→ What you have to do
Look through the material and copy each line holding "arcmin".
>>
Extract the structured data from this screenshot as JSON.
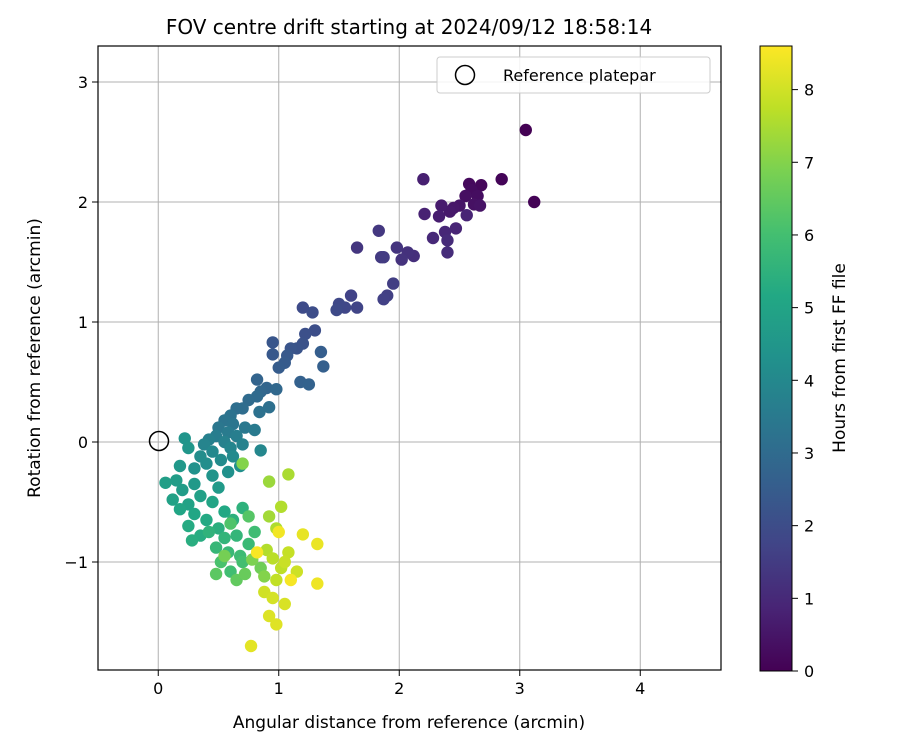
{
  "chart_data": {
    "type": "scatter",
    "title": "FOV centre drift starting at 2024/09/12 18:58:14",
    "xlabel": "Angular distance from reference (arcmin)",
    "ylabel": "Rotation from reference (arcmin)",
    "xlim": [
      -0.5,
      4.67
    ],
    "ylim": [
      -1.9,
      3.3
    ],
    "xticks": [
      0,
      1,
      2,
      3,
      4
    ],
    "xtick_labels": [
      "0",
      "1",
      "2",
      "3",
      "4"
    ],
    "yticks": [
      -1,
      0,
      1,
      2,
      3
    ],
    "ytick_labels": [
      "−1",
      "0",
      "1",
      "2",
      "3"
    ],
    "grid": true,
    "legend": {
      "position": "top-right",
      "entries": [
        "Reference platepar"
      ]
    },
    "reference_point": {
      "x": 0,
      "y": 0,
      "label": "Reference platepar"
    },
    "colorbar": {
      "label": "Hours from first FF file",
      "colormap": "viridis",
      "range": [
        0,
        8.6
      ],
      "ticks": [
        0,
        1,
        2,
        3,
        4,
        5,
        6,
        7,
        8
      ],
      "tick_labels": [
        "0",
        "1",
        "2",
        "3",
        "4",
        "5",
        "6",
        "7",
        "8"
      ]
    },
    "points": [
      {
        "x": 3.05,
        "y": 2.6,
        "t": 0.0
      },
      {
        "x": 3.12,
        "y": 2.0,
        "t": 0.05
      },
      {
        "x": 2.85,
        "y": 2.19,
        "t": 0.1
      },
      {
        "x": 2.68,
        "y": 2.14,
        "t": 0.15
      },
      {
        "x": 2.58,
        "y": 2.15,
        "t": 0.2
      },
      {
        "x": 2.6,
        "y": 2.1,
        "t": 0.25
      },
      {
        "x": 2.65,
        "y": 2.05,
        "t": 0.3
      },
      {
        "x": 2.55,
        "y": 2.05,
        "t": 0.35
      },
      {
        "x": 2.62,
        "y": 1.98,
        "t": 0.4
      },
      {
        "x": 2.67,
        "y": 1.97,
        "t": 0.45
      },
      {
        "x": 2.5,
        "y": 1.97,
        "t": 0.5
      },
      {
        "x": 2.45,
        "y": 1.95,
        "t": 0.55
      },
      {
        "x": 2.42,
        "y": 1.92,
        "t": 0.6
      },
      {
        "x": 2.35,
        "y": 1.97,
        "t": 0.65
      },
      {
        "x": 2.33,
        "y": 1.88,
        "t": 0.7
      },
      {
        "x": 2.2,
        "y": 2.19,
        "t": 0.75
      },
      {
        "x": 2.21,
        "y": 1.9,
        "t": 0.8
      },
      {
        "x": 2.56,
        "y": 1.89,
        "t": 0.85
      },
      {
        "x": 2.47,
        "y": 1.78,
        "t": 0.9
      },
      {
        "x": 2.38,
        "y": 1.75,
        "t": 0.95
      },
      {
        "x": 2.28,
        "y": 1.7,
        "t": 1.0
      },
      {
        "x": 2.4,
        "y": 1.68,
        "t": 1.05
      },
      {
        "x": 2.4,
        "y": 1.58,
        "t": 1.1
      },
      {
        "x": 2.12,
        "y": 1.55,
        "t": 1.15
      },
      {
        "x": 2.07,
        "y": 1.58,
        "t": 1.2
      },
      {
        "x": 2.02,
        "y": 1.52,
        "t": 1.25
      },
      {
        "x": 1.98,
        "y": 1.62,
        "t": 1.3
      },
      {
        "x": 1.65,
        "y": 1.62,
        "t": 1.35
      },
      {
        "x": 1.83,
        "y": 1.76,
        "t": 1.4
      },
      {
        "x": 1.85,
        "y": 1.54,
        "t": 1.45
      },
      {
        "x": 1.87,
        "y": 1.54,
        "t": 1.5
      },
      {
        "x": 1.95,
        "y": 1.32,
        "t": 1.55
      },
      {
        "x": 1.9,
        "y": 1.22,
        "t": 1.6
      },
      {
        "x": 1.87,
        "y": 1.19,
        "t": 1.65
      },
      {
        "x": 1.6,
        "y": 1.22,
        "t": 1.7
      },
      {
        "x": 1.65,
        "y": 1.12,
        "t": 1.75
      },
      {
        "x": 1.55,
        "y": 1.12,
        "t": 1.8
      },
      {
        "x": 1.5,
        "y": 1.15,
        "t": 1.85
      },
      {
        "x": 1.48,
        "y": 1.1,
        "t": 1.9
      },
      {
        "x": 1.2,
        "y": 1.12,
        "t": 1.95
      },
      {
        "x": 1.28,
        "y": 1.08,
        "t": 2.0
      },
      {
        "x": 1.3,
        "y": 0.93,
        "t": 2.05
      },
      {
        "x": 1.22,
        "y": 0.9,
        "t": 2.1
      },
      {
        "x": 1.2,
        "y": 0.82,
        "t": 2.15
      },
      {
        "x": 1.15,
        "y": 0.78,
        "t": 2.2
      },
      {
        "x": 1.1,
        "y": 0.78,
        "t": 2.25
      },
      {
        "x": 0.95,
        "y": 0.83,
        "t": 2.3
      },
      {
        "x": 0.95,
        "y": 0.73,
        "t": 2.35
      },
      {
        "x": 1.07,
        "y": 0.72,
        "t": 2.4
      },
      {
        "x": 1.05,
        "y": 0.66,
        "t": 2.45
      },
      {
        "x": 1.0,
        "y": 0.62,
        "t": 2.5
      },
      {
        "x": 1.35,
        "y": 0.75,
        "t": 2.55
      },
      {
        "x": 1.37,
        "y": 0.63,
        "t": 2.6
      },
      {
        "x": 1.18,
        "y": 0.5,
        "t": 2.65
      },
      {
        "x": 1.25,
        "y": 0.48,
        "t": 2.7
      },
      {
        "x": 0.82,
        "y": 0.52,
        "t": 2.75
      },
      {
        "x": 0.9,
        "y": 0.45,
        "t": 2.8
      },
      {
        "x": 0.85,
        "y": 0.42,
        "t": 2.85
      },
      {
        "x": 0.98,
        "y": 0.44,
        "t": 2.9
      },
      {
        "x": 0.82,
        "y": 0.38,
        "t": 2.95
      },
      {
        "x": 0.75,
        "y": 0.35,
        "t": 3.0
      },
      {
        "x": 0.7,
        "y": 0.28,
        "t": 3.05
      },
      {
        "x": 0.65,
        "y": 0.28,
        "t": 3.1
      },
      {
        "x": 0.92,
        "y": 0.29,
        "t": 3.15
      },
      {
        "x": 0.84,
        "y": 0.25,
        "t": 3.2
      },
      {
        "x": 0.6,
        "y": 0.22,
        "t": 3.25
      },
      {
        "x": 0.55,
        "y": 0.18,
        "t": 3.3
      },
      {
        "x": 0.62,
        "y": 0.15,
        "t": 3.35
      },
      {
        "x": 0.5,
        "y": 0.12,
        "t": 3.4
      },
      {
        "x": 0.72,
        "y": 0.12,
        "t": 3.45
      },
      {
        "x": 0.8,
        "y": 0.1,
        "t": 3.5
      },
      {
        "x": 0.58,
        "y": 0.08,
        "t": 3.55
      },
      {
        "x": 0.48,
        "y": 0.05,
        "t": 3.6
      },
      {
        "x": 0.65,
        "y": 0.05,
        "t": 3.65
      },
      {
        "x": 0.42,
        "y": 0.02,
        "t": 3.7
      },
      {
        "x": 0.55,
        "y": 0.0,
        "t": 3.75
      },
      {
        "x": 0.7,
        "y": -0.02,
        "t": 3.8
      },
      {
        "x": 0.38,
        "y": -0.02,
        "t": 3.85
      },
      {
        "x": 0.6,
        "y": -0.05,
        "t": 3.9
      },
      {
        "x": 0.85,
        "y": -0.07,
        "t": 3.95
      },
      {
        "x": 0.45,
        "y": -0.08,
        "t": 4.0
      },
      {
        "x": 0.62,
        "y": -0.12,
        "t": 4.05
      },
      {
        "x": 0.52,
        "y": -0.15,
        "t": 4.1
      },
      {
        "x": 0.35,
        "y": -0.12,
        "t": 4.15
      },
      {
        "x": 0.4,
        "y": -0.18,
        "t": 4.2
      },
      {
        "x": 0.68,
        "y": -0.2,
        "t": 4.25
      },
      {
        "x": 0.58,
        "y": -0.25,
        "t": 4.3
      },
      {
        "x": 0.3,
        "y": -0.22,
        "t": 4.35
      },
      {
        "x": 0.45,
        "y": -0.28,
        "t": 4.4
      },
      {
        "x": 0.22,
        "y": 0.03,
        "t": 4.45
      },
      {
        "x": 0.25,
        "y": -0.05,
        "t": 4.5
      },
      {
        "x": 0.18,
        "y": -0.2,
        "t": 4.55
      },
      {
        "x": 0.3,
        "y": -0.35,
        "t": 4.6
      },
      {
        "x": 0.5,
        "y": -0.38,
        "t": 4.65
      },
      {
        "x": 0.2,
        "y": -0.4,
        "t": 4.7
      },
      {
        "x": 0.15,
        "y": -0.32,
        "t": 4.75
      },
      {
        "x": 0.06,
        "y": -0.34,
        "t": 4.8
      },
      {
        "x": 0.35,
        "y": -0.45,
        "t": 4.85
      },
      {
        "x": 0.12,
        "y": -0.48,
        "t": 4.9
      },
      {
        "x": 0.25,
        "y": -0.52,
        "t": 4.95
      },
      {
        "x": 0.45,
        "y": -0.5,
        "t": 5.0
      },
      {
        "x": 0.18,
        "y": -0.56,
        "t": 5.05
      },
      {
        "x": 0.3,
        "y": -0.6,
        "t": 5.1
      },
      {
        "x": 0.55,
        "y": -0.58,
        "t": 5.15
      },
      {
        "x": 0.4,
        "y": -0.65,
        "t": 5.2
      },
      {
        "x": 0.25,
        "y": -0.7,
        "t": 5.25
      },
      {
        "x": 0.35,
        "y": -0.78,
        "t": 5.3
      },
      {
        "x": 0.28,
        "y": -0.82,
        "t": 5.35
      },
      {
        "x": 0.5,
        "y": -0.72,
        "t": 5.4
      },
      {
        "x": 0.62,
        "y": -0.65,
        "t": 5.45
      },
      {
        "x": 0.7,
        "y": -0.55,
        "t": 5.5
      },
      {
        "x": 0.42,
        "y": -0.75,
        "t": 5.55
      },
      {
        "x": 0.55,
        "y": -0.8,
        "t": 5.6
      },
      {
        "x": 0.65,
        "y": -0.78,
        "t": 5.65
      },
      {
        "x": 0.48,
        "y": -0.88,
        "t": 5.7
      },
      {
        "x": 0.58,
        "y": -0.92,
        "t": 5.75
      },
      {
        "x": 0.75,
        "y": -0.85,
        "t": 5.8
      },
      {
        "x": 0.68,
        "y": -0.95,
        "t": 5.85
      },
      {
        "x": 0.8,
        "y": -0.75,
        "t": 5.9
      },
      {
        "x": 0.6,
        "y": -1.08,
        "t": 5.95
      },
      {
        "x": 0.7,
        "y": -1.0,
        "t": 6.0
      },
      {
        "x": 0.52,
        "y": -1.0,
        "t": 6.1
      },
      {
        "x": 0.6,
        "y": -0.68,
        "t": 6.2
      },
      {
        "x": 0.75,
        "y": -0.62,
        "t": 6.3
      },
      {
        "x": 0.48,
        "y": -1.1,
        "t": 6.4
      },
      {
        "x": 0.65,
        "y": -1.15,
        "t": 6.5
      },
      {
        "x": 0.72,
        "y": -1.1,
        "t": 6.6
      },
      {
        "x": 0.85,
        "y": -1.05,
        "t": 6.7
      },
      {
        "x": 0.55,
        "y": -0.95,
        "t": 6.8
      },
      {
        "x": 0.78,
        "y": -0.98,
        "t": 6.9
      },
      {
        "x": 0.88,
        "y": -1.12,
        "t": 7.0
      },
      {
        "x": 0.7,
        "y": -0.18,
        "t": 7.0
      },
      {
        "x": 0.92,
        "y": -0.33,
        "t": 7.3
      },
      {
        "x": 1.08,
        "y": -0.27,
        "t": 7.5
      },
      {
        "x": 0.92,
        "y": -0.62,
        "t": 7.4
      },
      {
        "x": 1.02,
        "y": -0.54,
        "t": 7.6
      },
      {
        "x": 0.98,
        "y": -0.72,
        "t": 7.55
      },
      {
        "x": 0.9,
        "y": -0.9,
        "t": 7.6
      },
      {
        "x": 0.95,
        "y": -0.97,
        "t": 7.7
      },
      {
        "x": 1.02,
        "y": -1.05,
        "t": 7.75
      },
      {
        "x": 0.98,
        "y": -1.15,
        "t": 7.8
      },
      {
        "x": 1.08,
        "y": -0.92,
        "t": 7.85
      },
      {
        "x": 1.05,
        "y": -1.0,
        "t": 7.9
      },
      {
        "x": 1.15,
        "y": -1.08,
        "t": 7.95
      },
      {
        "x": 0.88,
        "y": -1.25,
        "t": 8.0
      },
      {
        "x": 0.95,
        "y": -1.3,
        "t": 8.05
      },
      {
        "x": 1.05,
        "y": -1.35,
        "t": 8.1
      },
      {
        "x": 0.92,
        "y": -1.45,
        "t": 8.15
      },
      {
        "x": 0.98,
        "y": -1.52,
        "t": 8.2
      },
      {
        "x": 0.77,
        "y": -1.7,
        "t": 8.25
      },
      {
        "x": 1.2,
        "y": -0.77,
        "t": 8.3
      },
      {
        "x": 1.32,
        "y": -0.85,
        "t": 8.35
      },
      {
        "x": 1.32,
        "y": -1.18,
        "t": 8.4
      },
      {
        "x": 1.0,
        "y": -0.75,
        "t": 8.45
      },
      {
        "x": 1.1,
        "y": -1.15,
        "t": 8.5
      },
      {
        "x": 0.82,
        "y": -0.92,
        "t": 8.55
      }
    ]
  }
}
<<
→ Response to this task
    "xlabel": "Angular distance from reference (arcmin)",
    "ylabel": "Rotation from reference (arcmin)",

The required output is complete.